— GIVEN EXERCISE —
List each line of the data that holds the string "diagram".
— START OF EXCERPTED RECORDS —
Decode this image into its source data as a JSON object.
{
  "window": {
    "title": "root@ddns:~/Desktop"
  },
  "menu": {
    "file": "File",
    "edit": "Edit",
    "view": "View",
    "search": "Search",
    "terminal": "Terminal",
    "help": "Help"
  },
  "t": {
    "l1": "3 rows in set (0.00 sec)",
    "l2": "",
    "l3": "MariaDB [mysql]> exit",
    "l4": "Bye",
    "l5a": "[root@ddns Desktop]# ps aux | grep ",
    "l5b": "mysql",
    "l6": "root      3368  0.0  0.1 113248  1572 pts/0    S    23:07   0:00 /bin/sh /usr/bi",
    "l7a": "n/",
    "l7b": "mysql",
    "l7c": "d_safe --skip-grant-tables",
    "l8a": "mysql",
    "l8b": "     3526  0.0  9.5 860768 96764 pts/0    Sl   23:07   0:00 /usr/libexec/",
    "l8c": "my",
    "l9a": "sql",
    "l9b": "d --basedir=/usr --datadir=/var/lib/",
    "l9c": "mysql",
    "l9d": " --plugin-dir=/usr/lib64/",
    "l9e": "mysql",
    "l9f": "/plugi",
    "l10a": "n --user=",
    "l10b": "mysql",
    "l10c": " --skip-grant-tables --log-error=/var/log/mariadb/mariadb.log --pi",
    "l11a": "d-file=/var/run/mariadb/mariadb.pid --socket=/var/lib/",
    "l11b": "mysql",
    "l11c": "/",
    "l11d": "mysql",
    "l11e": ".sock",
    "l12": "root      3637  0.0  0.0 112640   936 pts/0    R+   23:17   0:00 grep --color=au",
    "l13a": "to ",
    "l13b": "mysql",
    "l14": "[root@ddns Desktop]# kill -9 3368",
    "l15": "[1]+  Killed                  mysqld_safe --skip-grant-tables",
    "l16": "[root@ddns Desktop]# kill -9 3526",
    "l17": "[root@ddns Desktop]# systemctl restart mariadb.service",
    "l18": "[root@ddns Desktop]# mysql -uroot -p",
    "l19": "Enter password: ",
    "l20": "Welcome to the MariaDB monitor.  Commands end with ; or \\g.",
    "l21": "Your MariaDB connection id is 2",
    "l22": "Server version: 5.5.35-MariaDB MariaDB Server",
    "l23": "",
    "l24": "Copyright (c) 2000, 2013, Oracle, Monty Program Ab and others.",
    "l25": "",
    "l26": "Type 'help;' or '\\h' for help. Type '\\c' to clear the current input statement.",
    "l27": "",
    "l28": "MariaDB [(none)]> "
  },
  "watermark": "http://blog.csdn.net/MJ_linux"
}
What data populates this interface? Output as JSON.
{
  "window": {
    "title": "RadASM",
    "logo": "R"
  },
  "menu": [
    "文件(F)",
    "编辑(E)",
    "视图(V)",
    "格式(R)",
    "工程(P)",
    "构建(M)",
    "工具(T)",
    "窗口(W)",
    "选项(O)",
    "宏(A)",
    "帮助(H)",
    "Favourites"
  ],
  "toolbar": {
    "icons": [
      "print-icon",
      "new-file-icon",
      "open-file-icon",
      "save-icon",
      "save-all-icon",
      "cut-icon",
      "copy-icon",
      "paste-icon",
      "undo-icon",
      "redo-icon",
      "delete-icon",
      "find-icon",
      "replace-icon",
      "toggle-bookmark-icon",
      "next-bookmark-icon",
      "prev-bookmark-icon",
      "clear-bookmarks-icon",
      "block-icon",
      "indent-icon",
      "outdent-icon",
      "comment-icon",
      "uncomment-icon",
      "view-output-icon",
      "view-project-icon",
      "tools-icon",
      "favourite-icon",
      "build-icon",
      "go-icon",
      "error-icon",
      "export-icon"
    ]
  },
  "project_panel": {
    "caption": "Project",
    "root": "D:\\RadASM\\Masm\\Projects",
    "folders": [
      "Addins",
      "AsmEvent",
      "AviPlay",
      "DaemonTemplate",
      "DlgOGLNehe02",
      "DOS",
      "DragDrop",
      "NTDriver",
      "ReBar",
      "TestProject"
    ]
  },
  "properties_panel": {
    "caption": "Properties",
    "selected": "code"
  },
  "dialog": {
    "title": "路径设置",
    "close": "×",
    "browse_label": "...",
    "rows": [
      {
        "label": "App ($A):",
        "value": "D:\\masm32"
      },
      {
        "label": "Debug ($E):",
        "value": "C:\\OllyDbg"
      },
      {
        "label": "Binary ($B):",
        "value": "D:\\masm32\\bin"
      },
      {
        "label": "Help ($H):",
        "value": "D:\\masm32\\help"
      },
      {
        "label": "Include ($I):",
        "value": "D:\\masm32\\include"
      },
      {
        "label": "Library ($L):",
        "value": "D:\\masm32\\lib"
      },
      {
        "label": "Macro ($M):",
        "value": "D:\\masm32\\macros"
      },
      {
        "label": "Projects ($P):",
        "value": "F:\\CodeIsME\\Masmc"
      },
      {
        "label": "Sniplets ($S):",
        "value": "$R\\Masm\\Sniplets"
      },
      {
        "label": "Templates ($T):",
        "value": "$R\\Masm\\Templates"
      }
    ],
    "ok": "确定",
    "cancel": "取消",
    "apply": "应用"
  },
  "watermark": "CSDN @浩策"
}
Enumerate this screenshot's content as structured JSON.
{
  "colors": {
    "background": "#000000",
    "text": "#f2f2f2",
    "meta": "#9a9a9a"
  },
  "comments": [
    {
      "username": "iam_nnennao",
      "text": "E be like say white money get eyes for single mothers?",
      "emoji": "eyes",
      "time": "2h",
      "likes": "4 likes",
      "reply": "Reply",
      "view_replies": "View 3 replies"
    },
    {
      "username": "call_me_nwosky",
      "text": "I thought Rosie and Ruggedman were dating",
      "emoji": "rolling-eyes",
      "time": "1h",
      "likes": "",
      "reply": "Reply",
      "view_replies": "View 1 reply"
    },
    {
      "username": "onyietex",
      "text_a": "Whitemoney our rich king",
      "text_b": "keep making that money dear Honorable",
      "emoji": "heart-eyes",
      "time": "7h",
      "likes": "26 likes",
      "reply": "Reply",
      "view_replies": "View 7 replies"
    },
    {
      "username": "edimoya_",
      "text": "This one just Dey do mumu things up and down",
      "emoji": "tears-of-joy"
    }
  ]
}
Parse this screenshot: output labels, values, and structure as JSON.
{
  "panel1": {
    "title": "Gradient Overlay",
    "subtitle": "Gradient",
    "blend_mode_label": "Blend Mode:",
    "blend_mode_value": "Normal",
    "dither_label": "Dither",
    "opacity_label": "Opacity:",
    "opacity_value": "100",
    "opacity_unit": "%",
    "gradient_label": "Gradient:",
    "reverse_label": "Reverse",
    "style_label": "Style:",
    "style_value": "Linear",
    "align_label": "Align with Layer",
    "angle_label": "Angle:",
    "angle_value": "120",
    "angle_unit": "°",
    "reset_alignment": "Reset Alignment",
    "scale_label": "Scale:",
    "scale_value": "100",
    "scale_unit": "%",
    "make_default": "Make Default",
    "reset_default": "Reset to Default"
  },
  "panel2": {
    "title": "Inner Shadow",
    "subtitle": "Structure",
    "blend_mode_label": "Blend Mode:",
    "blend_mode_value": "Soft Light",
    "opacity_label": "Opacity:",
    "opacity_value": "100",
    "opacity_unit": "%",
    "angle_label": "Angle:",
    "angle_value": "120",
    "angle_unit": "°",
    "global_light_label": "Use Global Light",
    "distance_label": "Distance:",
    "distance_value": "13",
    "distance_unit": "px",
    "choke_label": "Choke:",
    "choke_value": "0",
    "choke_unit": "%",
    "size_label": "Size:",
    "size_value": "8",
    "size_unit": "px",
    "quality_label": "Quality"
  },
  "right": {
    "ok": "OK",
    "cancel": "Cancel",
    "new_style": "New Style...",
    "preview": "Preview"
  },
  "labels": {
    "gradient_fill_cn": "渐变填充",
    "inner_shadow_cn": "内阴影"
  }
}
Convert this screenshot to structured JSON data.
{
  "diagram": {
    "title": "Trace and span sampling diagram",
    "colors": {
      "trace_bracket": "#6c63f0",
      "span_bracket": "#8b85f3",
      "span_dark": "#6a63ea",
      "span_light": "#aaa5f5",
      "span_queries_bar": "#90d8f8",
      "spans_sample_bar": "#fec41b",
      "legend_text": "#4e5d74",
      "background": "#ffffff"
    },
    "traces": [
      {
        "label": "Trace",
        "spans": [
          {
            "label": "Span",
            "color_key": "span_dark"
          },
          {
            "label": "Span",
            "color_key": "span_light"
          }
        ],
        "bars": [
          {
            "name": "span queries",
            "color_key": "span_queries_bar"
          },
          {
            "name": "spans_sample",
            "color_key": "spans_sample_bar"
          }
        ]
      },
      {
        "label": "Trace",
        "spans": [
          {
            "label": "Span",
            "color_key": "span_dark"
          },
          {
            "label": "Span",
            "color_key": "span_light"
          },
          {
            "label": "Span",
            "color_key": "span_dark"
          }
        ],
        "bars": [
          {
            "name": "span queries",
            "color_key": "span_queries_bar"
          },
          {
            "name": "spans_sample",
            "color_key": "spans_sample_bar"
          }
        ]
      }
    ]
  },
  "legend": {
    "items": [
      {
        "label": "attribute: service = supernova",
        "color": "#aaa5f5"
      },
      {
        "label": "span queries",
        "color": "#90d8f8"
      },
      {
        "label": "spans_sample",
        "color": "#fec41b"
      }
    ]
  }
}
— END OF EXCERPTED RECORDS —
— TASK RESULT —
  "diagram": {
    "title": "Trace and span sampling diagram",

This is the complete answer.